▶ [WHAT THE TASK ASKS]: Can you pull out each line of the data below that includes the word "thinking"?
-- START RECORD LIST --
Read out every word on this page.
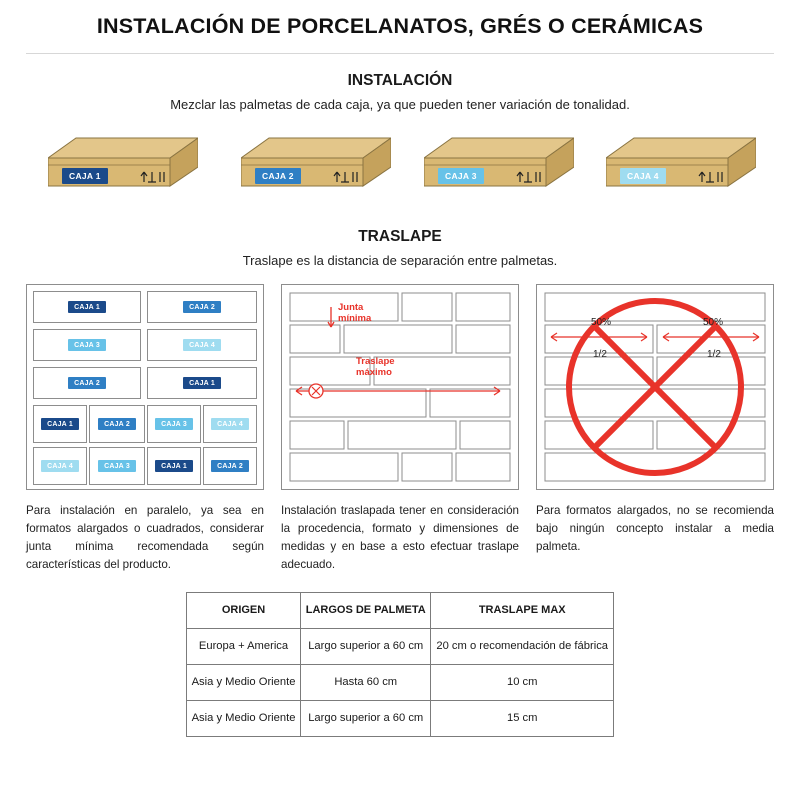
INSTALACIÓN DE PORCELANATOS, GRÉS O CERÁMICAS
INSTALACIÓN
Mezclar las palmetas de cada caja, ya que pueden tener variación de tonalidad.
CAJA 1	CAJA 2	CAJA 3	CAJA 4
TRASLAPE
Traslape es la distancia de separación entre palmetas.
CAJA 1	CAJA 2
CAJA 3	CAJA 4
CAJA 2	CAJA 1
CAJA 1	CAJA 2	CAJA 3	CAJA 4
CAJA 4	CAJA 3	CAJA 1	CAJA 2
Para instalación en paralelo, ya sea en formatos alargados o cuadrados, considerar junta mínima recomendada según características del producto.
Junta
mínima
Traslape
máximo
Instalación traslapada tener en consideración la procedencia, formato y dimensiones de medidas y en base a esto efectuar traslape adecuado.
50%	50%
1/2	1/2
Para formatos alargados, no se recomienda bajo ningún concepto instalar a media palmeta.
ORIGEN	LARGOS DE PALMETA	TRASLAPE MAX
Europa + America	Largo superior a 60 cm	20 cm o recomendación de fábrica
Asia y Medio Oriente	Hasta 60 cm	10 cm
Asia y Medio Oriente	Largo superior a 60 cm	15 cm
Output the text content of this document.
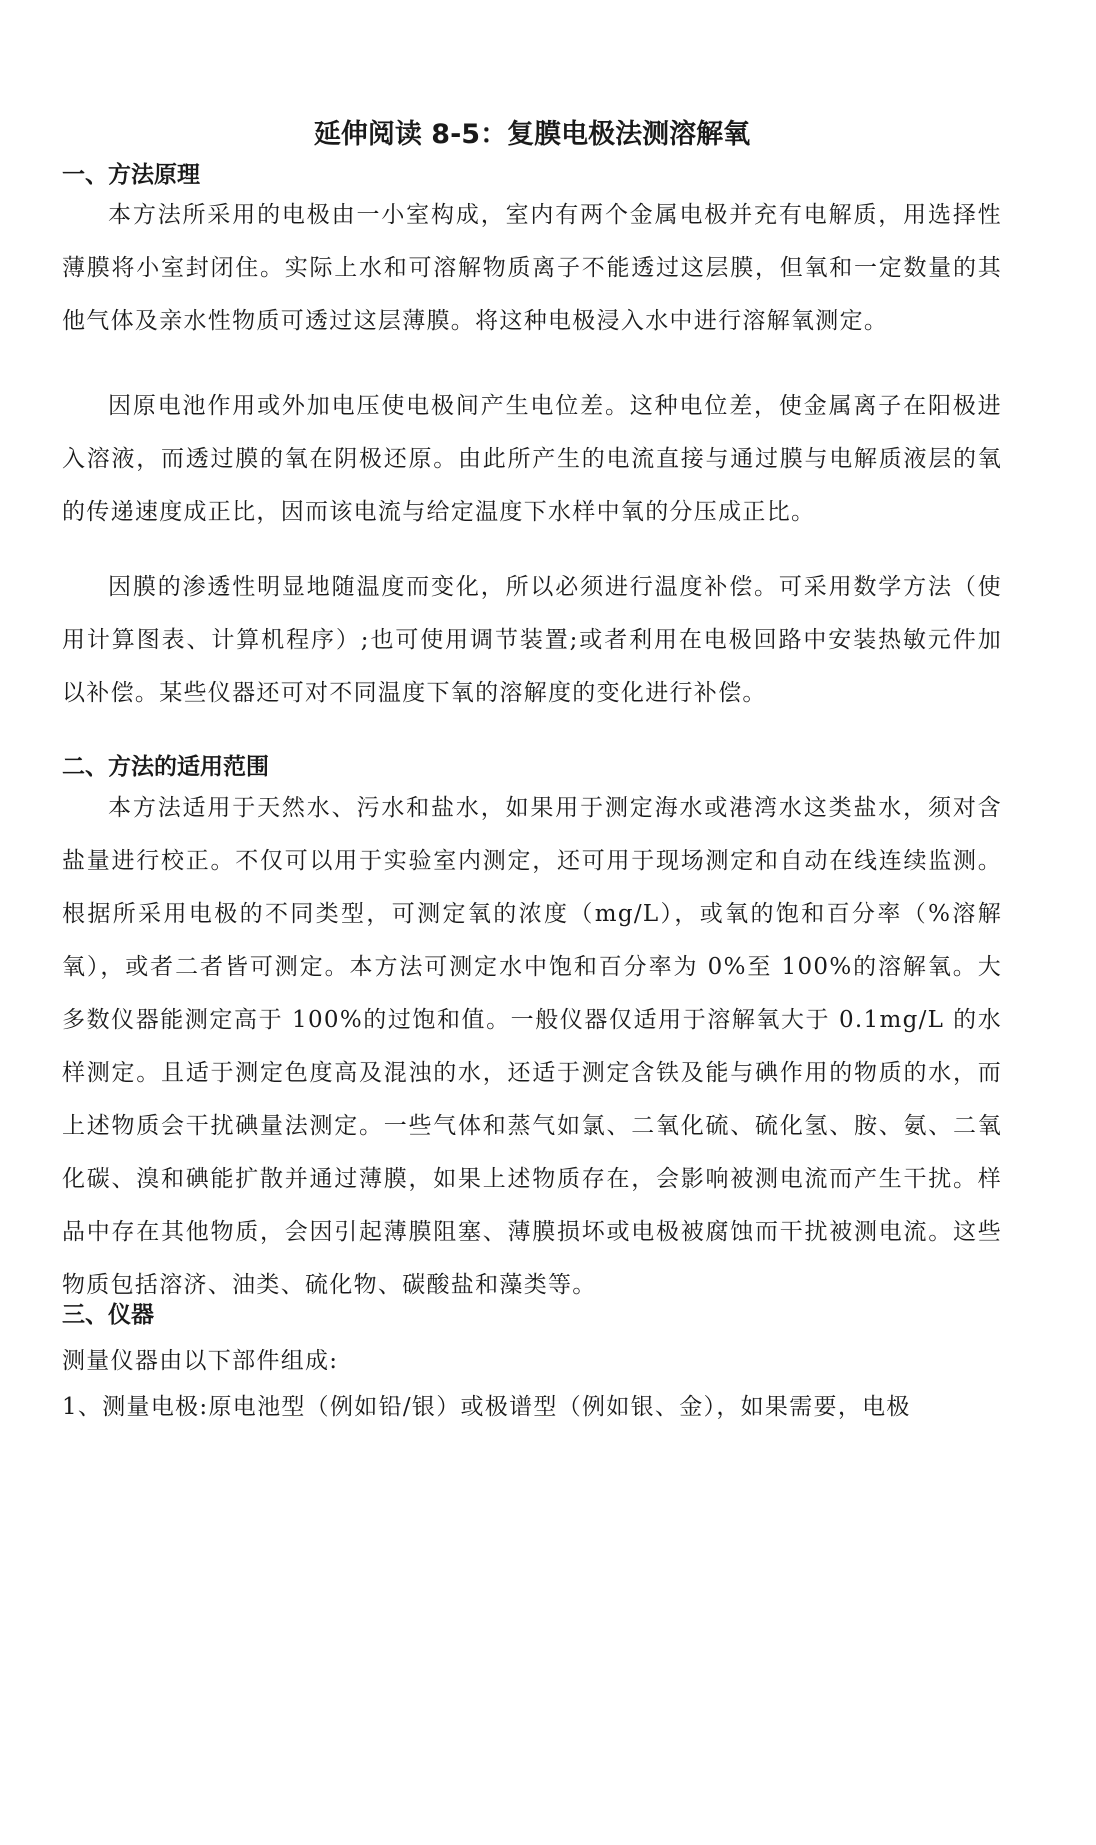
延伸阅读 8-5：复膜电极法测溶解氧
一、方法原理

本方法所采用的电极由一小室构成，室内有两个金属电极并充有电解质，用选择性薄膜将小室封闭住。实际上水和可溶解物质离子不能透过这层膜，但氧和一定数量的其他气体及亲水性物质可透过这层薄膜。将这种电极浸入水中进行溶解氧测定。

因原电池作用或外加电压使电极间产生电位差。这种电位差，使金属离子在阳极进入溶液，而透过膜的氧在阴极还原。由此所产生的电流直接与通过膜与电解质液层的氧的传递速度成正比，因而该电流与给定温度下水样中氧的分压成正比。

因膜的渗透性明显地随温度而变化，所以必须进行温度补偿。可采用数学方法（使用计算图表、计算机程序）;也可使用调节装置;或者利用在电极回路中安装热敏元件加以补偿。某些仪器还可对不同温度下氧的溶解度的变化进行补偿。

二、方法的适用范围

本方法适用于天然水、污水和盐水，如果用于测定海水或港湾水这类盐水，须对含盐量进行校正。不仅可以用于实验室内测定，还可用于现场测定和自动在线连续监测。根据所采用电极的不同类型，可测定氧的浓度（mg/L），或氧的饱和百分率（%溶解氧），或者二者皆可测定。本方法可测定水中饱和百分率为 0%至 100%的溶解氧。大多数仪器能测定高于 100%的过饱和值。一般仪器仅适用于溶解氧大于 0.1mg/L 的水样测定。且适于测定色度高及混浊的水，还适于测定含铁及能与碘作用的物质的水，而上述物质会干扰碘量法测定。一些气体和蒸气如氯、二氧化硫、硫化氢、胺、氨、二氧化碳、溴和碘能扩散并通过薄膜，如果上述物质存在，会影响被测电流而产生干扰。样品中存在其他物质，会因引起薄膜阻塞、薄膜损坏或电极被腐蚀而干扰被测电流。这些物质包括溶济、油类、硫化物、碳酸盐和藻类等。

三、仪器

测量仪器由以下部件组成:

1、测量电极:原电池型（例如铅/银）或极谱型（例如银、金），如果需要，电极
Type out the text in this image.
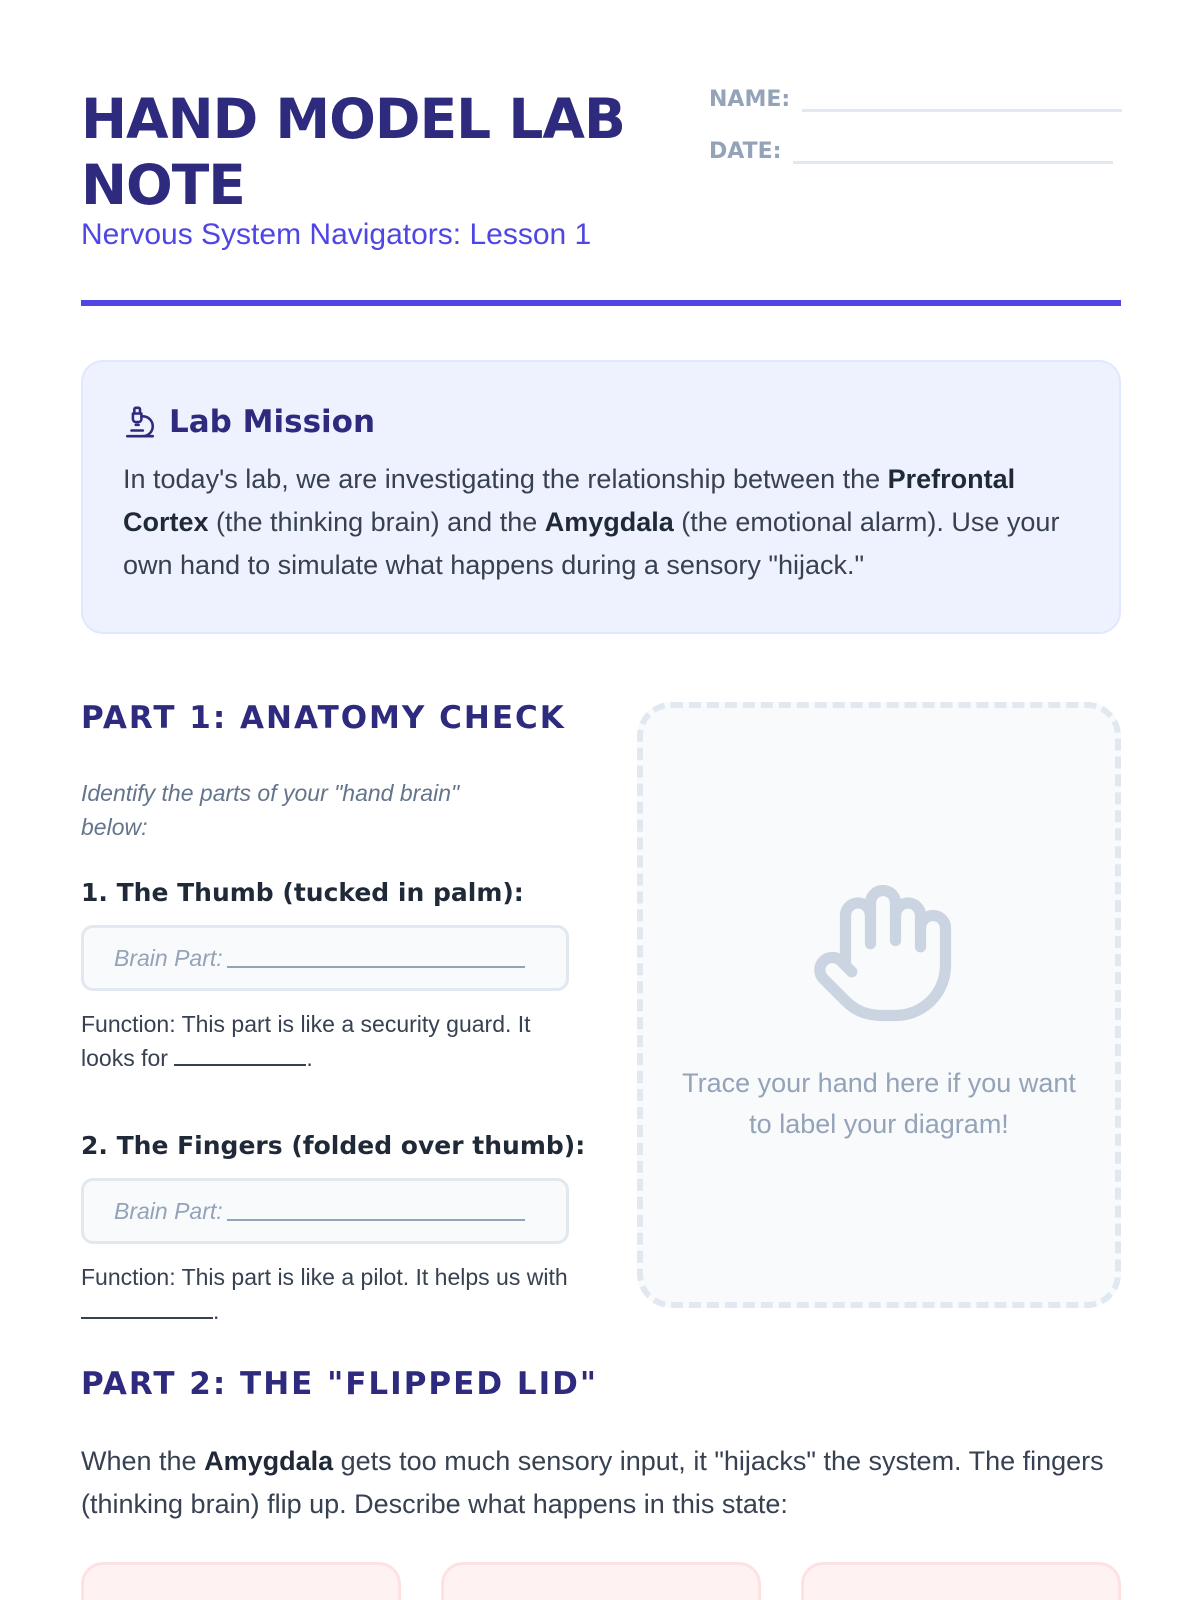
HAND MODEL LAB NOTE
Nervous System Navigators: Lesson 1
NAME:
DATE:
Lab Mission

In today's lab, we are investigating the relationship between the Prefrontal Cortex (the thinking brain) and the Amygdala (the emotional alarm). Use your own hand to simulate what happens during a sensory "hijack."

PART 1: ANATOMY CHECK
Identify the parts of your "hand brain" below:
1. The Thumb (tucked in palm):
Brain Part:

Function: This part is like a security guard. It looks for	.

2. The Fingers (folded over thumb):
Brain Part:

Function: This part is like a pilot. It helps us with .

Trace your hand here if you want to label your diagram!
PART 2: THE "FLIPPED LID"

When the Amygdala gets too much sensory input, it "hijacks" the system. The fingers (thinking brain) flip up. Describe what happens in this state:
-- END RECORD LIST --
▶ [RESULT OF THIS EXERCISE]:
In today's lab, we are investigating the relationship between the Prefrontal Cortex (the thinking brain) and the Amygdala (the emotional alarm). Use your own hand to simulate what happens during a sensory "hijack."
When the Amygdala gets too much sensory input, it "hijacks" the system. The fingers (thinking brain) flip up. Describe what happens in this state:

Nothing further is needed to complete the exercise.